- Objective 1
Extract the records from their first line through the line containing "param-unit: (mm) xyxy=(235,172,268,188)", inclusive, and repeat those lines exactly.

- Selected passage

◇ ◇ ◇ ◇

In the latest years many papers, aiming at finding an efficient, economically feasible and environment-friendly adsorbent, have been published, the most of them addressed to claim very high adsorption capacity. Less attention was addressed to verify the performance of such adsorbents in flow systems based on adsorption packed columns for contaminated water remediation.
The authors claim that main goal of the study was to assess the biosorption potential of peanut shells wastes (PSB) to remove Pb from wastewater through experimental and modeling approaches, using batch and flow systems, operated under various conditions in terms of adsorbate concentration, adsorbent dosage, solution pH and contact time. A comparison with a commercial compost biosorbent (CSB) was also performed.
Experimental characterization of PSB has been carried out through FTIR, SEM, and nitrogen adsorption for surface area/pore volume size.
Really, the results obtained in the latter case (surface area of 226.8 m2 /g, average particle and pore size 26.5 and 3.3 nm, respectively, 5.11% porosity) are not presented as adsorption isotherms, while they are essential to support the reported, rather surprising, size values.
The work is medium quality, and could be improved by adding some results, discussion, especially concerning the potential application, following the below suggestions.
Concerning the adsorption equilibrium measurements and modeling:
line 404…… “The removal onto PSB increased from 49.4 to 73.0 % when the contact time was changed from 15 to 60 min. Moreover, only 6.8% removal was increased when the contact time further increased from 60 to 180 min”
Comments : If the purpose is to determine the real equilibrium values, further 6.8 % increase of adsorbed amount is not negligible. The approach to the equilibrium can be very slow, especially in the experiments in which the amount of lead is not enough excess with respect the amount of adsorbent, resulting in a rather high reduction of lead concentration and then driving force to adsorption. Moreover, I suggest that the Authors don’t use the term contact time along all the manuscript to indicate the run time. The modeling approach is acceptable; the same for choosing R2= 0.99 as acceptable values for supporting a model.
Concerning the flow column experiments and modeling :
I believe an introduction to the comments is necessary. The challenge of using adsorption to remove Pb from wastewater containing 10-100 ppm and over is really very much arduous, if one considers that the current limit for drinking water is 10 ppb. This means that you need a very large amount of very high capacity adsorbent or a very large scale adsorption column. Cheap adsorbent can surely help, but how much the adsorbent cost influences the final cost of the treatment ? And, looking at the above premise, how frequent is the necessity of column regeneration ? How much the operation influences the final cost, compared to the effect of adsorbent cost ? Moreover, the discussion and interpretation of the breakthrough curve sas depending of the operating parameters should be less qualitative.

◇ ◇ ◇ ◇

- Dataset rows
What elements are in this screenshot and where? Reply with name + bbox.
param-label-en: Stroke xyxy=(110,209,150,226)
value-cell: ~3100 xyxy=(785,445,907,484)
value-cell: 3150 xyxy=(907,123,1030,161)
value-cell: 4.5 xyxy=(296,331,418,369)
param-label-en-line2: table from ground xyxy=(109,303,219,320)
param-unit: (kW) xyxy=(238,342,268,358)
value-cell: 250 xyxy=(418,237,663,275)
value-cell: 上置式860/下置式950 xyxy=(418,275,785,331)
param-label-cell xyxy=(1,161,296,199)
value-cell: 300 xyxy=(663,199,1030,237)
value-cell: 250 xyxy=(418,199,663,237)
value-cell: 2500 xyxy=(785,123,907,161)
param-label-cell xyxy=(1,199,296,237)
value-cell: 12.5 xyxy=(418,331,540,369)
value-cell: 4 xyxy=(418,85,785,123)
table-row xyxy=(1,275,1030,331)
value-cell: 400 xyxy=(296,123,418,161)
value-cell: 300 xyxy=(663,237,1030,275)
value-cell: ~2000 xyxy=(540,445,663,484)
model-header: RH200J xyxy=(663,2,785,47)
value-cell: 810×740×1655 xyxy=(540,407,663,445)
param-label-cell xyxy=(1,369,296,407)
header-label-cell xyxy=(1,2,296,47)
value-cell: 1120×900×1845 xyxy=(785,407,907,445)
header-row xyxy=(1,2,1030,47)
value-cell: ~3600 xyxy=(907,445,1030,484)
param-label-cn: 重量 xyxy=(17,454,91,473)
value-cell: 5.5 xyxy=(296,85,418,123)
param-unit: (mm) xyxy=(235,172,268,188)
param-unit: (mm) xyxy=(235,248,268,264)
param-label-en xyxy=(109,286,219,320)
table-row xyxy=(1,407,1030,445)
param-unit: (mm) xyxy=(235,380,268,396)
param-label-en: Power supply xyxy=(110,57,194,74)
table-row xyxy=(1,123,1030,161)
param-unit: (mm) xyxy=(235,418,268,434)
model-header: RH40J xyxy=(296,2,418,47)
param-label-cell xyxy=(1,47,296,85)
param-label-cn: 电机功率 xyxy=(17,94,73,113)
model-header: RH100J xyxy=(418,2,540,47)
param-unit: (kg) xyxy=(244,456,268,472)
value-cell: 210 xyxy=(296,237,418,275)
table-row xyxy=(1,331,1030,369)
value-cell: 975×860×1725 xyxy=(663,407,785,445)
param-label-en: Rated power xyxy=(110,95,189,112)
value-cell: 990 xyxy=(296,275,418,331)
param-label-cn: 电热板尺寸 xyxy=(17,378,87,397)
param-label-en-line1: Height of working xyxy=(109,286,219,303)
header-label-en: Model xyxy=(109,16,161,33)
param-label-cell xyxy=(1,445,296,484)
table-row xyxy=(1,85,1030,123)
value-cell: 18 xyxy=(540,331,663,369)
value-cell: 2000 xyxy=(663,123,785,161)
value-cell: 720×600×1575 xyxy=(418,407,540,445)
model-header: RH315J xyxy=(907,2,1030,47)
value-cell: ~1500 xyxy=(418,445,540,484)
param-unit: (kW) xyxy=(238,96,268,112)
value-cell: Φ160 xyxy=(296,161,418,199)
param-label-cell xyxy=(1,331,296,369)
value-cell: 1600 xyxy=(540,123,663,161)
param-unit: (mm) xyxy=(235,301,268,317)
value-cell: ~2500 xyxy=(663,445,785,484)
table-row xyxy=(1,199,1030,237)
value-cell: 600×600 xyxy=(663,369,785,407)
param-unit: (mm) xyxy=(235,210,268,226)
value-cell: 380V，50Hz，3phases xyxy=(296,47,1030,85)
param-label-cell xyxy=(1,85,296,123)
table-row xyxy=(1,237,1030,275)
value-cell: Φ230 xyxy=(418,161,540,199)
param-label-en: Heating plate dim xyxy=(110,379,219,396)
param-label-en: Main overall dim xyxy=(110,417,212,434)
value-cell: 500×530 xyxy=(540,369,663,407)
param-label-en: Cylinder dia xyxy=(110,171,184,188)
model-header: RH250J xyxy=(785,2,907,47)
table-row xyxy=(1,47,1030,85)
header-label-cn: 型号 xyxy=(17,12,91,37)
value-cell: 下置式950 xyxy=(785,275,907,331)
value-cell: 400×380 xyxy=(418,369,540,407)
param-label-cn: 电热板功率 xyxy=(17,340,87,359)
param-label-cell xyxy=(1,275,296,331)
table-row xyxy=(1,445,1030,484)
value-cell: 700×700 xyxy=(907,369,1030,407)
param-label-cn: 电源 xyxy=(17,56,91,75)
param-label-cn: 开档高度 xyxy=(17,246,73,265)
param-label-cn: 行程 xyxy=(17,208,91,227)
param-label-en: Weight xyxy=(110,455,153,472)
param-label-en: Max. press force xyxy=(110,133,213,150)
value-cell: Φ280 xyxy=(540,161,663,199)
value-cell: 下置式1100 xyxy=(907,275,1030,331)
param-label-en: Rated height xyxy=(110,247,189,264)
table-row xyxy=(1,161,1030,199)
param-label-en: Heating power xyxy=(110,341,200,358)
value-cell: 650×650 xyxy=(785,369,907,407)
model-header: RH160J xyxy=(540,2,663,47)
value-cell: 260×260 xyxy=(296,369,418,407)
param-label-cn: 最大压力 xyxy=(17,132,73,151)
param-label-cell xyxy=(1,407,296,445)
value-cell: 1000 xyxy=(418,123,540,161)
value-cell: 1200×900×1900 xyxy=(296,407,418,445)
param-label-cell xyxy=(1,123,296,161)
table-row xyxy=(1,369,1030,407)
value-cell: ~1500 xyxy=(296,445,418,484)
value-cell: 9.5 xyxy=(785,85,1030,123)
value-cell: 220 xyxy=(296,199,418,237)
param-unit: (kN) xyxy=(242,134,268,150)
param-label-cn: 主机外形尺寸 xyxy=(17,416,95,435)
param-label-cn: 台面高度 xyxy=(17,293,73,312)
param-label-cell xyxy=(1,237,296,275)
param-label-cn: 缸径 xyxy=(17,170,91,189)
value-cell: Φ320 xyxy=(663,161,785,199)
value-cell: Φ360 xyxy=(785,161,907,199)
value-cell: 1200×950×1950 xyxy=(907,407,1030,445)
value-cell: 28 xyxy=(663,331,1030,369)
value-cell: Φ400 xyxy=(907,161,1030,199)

◇ ◇ ◇ ◇

- Objective 2
Reproduce the review passage between "Concerning the flow" and "be less qualitative.", inclusive, putting "tower" wherever "column" occurs.

- Worked answer 1
What elements are in this screenshot and where? Reply with name + bbox.
param-label-en: Stroke xyxy=(110,209,150,226)
value-cell: ~3100 xyxy=(785,445,907,484)
value-cell: 3150 xyxy=(907,123,1030,161)
value-cell: 4.5 xyxy=(296,331,418,369)
param-label-en-line2: table from ground xyxy=(109,303,219,320)
param-unit: (kW) xyxy=(238,342,268,358)
value-cell: 250 xyxy=(418,237,663,275)
value-cell: 上置式860/下置式950 xyxy=(418,275,785,331)
param-label-cell xyxy=(1,161,296,199)
value-cell: 300 xyxy=(663,199,1030,237)
value-cell: 250 xyxy=(418,199,663,237)
value-cell: 2500 xyxy=(785,123,907,161)
param-label-cell xyxy=(1,199,296,237)
value-cell: 12.5 xyxy=(418,331,540,369)
value-cell: 4 xyxy=(418,85,785,123)
table-row xyxy=(1,275,1030,331)
value-cell: 400 xyxy=(296,123,418,161)
value-cell: 300 xyxy=(663,237,1030,275)
value-cell: ~2000 xyxy=(540,445,663,484)
model-header: RH200J xyxy=(663,2,785,47)
value-cell: 810×740×1655 xyxy=(540,407,663,445)
param-label-cell xyxy=(1,369,296,407)
header-label-cell xyxy=(1,2,296,47)
value-cell: 1120×900×1845 xyxy=(785,407,907,445)
header-row xyxy=(1,2,1030,47)
value-cell: ~3600 xyxy=(907,445,1030,484)
param-label-cn: 重量 xyxy=(17,454,91,473)
value-cell: 5.5 xyxy=(296,85,418,123)
param-unit: (mm) xyxy=(235,172,268,188)

- Worked answer 2
Concerning the flow tower experiments and modeling :
I believe an introduction to the comments is necessary. The challenge of using adsorption to remove Pb from wastewater containing 10-100 ppm and over is really very much arduous, if one considers that the current limit for drinking water is 10 ppb. This means that you need a very large amount of very high capacity adsorbent or a very large scale adsorption tower. Cheap adsorbent can surely help, but how much the adsorbent cost influences the final cost of the treatment ? And, looking at the above premise, how frequent is the necessity of tower regeneration ? How much the operation influences the final cost, compared to the effect of adsorbent cost ? Moreover, the discussion and interpretation of the breakthrough curve sas depending of the operating parameters should be less qualitative.